Render every line of the material below as a JSON array of strings, one string per line, skipping blank lines and leaving the pictures out.

————

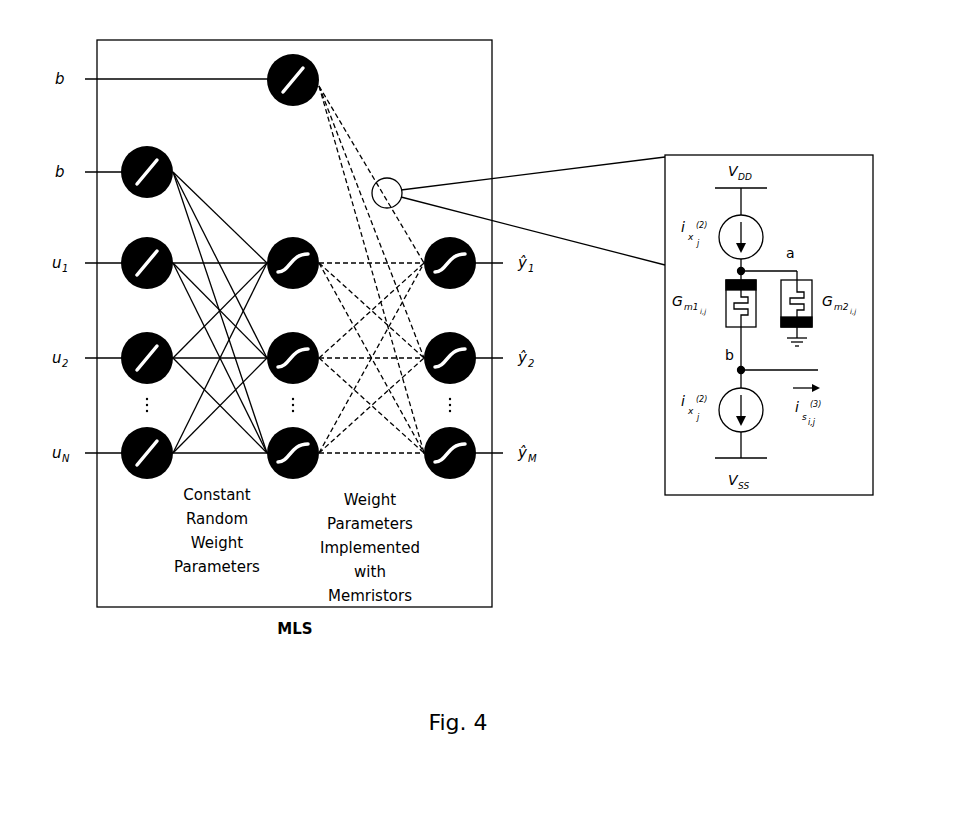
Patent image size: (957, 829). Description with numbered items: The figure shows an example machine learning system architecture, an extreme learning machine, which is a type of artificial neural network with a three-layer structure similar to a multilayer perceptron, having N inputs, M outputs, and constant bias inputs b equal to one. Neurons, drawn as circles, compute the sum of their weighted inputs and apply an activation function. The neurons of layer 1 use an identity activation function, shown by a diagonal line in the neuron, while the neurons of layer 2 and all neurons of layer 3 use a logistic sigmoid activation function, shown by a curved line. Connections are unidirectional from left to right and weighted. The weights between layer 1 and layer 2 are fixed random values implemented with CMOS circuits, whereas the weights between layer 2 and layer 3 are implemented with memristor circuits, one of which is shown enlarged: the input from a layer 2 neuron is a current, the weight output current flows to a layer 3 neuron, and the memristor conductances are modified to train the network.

The layer 1 is at (148, 246).
The layer 2 is at (299, 246).
The layer 3 is at (448, 246).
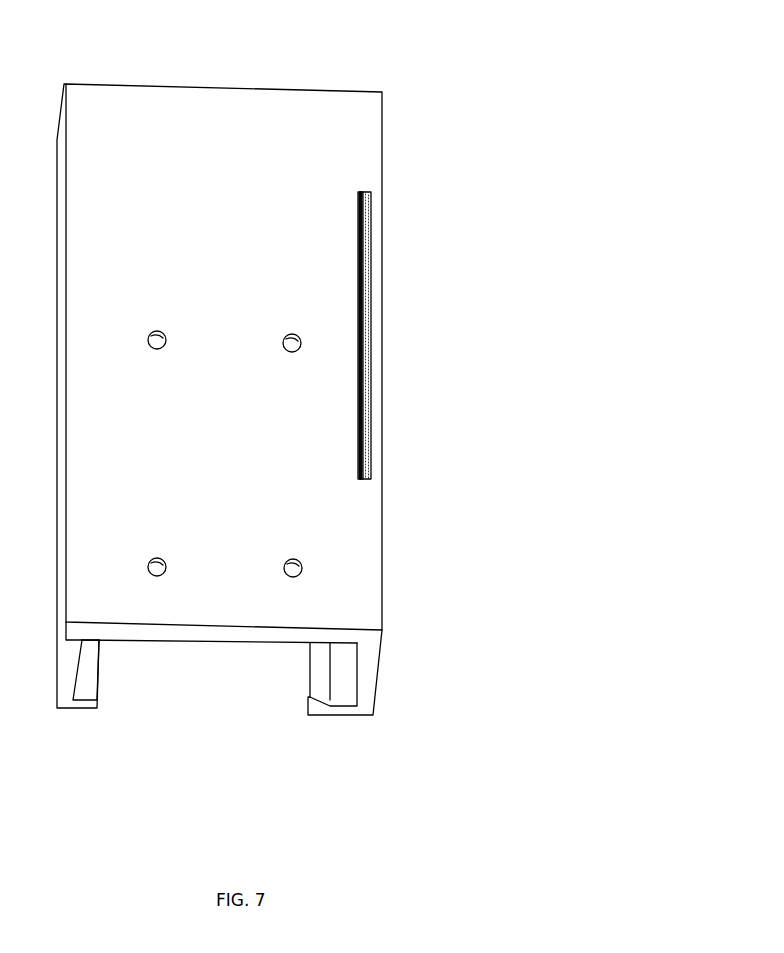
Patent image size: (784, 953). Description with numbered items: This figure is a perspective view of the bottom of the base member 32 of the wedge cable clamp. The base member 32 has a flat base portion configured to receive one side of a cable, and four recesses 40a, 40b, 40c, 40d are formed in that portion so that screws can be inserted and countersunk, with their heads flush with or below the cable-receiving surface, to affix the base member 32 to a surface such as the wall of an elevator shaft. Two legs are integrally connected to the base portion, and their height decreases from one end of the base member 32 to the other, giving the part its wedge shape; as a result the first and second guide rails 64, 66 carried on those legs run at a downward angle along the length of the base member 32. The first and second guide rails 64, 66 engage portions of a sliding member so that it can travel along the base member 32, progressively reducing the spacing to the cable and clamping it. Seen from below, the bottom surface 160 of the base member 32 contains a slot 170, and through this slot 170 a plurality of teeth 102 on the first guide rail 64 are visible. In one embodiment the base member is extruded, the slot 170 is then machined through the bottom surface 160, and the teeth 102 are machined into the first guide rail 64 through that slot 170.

The base member 32 is at (345, 128).
The bottom surface 160 is at (220, 127).
The teeth 102 is at (365, 226).
The slot 170 is at (367, 438).
The recess 40a is at (154, 332).
The recess 40b is at (290, 335).
The recess 40c is at (154, 559).
The recess 40d is at (291, 560).
The first guide rail 64 is at (343, 694).
The second guide rail 66 is at (85, 686).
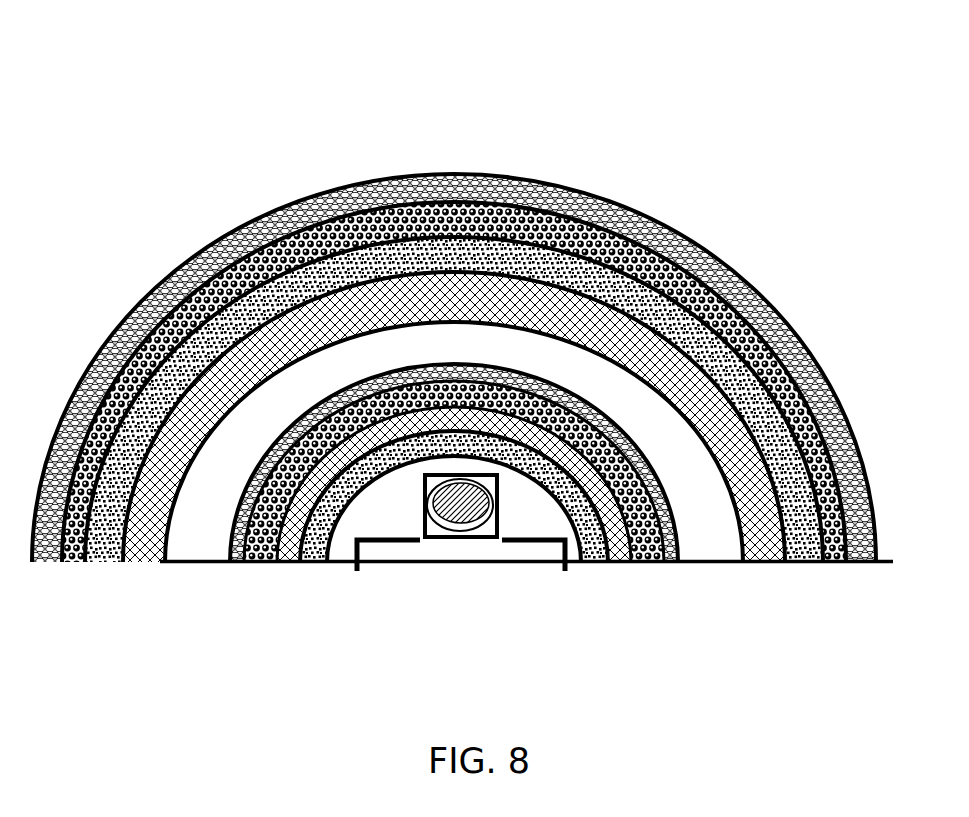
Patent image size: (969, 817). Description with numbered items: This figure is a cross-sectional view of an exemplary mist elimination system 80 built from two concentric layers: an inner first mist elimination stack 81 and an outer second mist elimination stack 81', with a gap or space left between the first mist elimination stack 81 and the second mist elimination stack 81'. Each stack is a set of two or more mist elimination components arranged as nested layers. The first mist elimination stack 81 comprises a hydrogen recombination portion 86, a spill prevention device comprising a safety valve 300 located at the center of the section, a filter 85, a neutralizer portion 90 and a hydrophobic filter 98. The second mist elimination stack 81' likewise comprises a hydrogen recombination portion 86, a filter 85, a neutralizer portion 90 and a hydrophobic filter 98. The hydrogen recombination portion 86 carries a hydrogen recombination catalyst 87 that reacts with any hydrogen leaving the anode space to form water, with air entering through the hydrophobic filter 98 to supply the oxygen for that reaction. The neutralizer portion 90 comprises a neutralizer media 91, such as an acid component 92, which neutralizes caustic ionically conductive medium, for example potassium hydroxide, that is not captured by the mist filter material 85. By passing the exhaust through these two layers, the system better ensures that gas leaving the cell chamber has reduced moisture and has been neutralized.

The mist elimination system 80 is at (264, 162).
The second mist elimination stack 81' is at (454, 327).
The first mist elimination stack 81 is at (454, 509).
The hydrophobic filter 98 is at (460, 192).
The neutralizer portion 90 is at (548, 182).
The neutralizer media 91 is at (585, 196).
The acid component 92 is at (615, 225).
The hydrogen recombination portion 86 is at (667, 258).
The hydrogen recombination catalyst 87 is at (718, 292).
The mist filter material 85 is at (750, 328).
The safety valve 300 is at (447, 540).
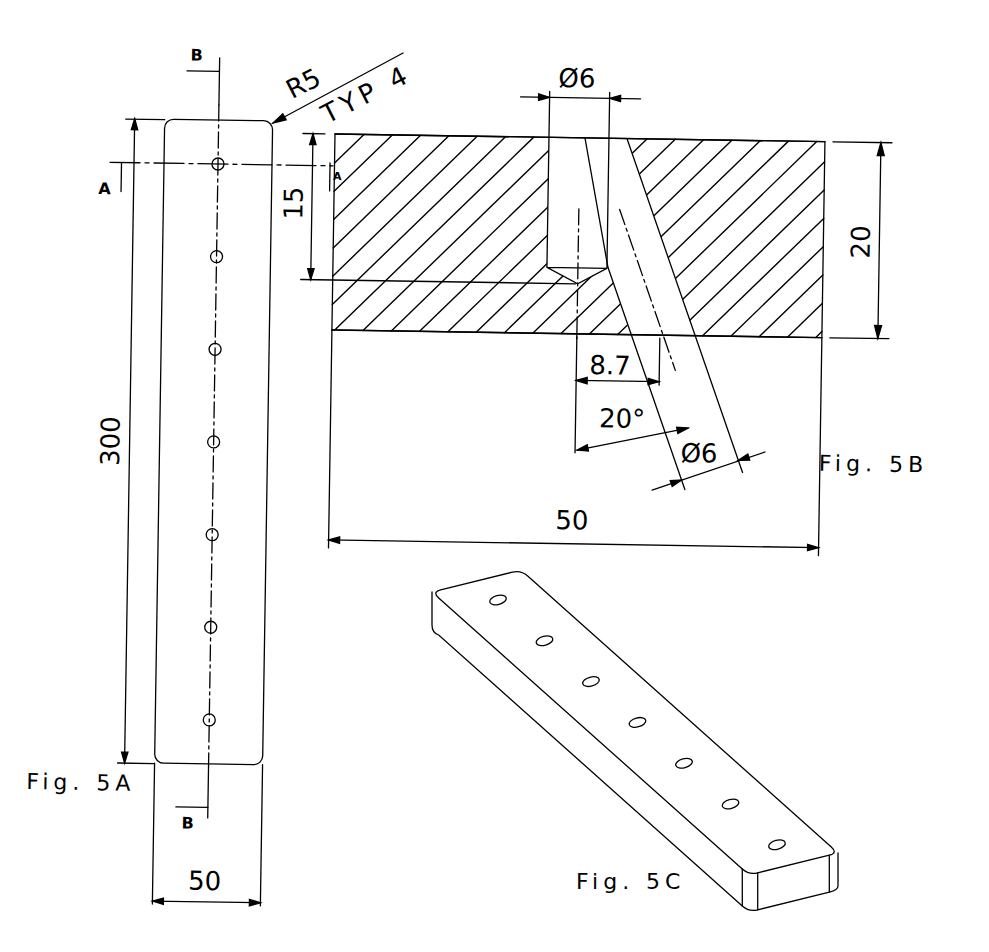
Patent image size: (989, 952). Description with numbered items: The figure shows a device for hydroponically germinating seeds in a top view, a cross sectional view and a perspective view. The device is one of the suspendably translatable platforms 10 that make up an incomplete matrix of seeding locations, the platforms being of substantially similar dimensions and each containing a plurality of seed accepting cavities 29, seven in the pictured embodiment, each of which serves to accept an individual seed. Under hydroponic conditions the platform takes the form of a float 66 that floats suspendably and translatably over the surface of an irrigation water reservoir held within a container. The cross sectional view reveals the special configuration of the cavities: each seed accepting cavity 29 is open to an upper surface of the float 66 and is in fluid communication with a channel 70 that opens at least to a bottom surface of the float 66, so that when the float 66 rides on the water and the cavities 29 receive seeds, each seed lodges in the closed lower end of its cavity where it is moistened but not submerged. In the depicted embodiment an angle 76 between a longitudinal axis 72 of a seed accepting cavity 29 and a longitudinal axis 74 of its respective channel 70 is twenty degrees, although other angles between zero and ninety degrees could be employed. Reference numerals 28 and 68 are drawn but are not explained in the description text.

In FIG. 5A, the suspendably translatable platform 10 is at (272, 683).
In FIG. 5B, the suspendably translatable platform 10 is at (802, 332).
In FIG. 5C, the suspendably translatable platform 10 is at (698, 725).
In FIG. 5A, the hole 28 is at (222, 540).
In FIG. 5B, the hole 28 is at (553, 170).
In FIG. 5C, the hole 28 is at (599, 680).
In FIG. 5A, the seed accepting cavity 29 is at (282, 586).
In FIG. 5B, the seed accepting cavity 29 is at (564, 166).
In FIG. 5C, the seed accepting cavity 29 is at (673, 662).
In FIG. 5B, the float 66 is at (713, 133).
In FIG. 5B, the bottom surface of bar 68 is at (381, 331).
In FIG. 5B, the channel 70 is at (559, 254).
In FIG. 5B, the longitudinal axis of seed accepting cavity 72 is at (578, 360).
In FIG. 5B, the longitudinal axis of channel 74 is at (689, 397).
In FIG. 5B, the angle 76 is at (580, 446).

————

- **FINISHED TASK**
[
  "Patent image size: (957, 829). Description with numbered items: The figure shows an example machine learning system architecture, an extreme learning machine, which is a type of artificial neural network with a three-layer structure similar to a multilayer perceptron, having N inputs, M outputs, and constant bias inputs b equal to one. Neurons, drawn as circles, compute the sum of their weighted inputs and apply an activation function. The neurons of layer 1 use an identity activation function, shown by a diagonal line in the neuron, while the neurons of layer 2 and all neurons of layer 3 use a logistic sigmoid activation function, shown by a curved line. Connections are unidirectional from left to right and weighted. The weights between layer 1 and layer 2 are fixed random values implemented with CMOS circuits, whereas the weights between layer 2 and layer 3 are implemented with memristor circuits, one of which is shown enlarged: the input from a layer 2 neuron is a current, the weight output current flows to a layer 3 neuron, and the memristor conductances are modified to train the network.",
  "The layer 1 is at (148, 246).",
  "The layer 2 is at (299, 246).",
  "The layer 3 is at (448, 246).",
  "Patent image size: (784, 953). Description with numbered items: This figure is a perspective view of the bottom of the base member 32 of the wedge cable clamp. The base member 32 has a flat base portion configured to receive one side of a cable, and four recesses 40a, 40b, 40c, 40d are formed in that portion so that screws can be inserted and countersunk, with their heads flush with or below the cable-receiving surface, to affix the base member 32 to a surface such as the wall of an elevator shaft. Two legs are integrally connected to the base portion, and their height decreases from one end of the base member 32 to the other, giving the part its wedge shape; as a result the first and second guide rails 64, 66 carried on those legs run at a downward angle along the length of the base member 32. The first and second guide rails 64, 66 engage portions of a sliding member so that it can travel along the base member 32, progressively reducing the spacing to the cable and clamping it. Seen from below, the bottom surface 160 of the base member 32 contains a slot 170, and through this slot 170 a plurality of teeth 102 on the first guide rail 64 are visible. In one embodiment the base member is extruded, the slot 170 is then machined through the bottom surface 160, and the teeth 102 are machined into the first guide rail 64 through that slot 170.",
  "The base member 32 is at (345, 128).",
  "The bottom surface 160 is at (220, 127).",
  "The teeth 102 is at (365, 226).",
  "The slot 170 is at (367, 438).",
  "The recess 40a is at (154, 332).",
  "The recess 40b is at (290, 335).",
  "The recess 40c is at (154, 559).",
  "The recess 40d is at (291, 560).",
  "The first guide rail 64 is at (343, 694).",
  "The second guide rail 66 is at (85, 686).",
  "Patent image size: (969, 817). Description with numbered items: This figure is a cross-sectional view of an exemplary mist elimination system 80 built from two concentric layers: an inner first mist elimination stack 81 and an outer second mist elimination stack 81', with a gap or space left between the first mist elimination stack 81 and the second mist elimination stack 81'. Each stack is a set of two or more mist elimination components arranged as nested layers. The first mist elimination stack 81 comprises a hydrogen recombination portion 86, a spill prevention device comprising a safety valve 300 located at the center of the section, a filter 85, a neutralizer portion 90 and a hydrophobic filter 98. The second mist elimination stack 81' likewise comprises a hydrogen recombination portion 86, a filter 85, a neutralizer portion 90 and a hydrophobic filter 98. The hydrogen recombination portion 86 carries a hydrogen recombination catalyst 87 that reacts with any hydrogen leaving the anode space to form water, with air entering through the hydrophobic filter 98 to supply the oxygen for that reaction. The neutralizer portion 90 comprises a neutralizer media 91, such as an acid component 92, which neutralizes caustic ionically conductive medium, for example potassium hydroxide, that is not captured by the mist filter material 85. By passing the exhaust through these two layers, the system better ensures that gas leaving the cell chamber has reduced moisture and has been neutralized.",
  "The mist elimination system 80 is at (264, 162).",
  "The second mist elimination stack 81' is at (454, 327).",
  "The first mist elimination stack 81 is at (454, 509).",
  "The hydrophobic filter 98 is at (460, 192).",
  "The neutralizer portion 90 is at (548, 182).",
  "The neutralizer media 91 is at (585, 196).",
  "The acid component 92 is at (615, 225).",
  "The hydrogen recombination portion 86 is at (667, 258).",
  "The hydrogen recombination catalyst 87 is at (718, 292).",
  "The mist filter material 85 is at (750, 328).",
  "The safety valve 300 is at (447, 540).",
  "Patent image size: (989, 952). Description with numbered items: The figure shows a device for hydroponically germinating seeds in a top view, a cross sectional view and a perspective view. The device is one of the suspendably translatable platforms 10 that make up an incomplete matrix of seeding locations, the platforms being of substantially similar dimensions and each containing a plurality of seed accepting cavities 29, seven in the pictured embodiment, each of which serves to accept an individual seed. Under hydroponic conditions the platform takes the form of a float 66 that floats suspendably and translatably over the surface of an irrigation water reservoir held within a container. The cross sectional view reveals the special configuration of the cavities: each seed accepting cavity 29 is open to an upper surface of the float 66 and is in fluid communication with a channel 70 that opens at least to a bottom surface of the float 66, so that when the float 66 rides on the water and the cavities 29 receive seeds, each seed lodges in the closed lower end of its cavity where it is moistened but not submerged. In the depicted embodiment an angle 76 between a longitudinal axis 72 of a seed accepting cavity 29 and a longitudinal axis 74 of its respective channel 70 is twenty degrees, although other angles between zero and ninety degrees could be employed. Reference numerals 28 and 68 are drawn but are not explained in the description text.",
  "In FIG. 5A, the suspendably translatable platform 10 is at (272, 683).",
  "In FIG. 5B, the suspendably translatable platform 10 is at (802, 332).",
  "In FIG. 5C, the suspendably translatable platform 10 is at (698, 725).",
  "In FIG. 5A, the hole 28 is at (222, 540).",
  "In FIG. 5B, the hole 28 is at (553, 170).",
  "In FIG. 5C, the hole 28 is at (599, 680).",
  "In FIG. 5A, the seed accepting cavity 29 is at (282, 586).",
  "In FIG. 5B, the seed accepting cavity 29 is at (564, 166).",
  "In FIG. 5C, the seed accepting cavity 29 is at (673, 662).",
  "In FIG. 5B, the float 66 is at (713, 133).",
  "In FIG. 5B, the bottom surface of bar 68 is at (381, 331).",
  "In FIG. 5B, the channel 70 is at (559, 254).",
  "In FIG. 5B, the longitudinal axis of seed accepting cavity 72 is at (578, 360).",
  "In FIG. 5B, the longitudinal axis of channel 74 is at (689, 397).",
  "In FIG. 5B, the angle 76 is at (580, 446)."
]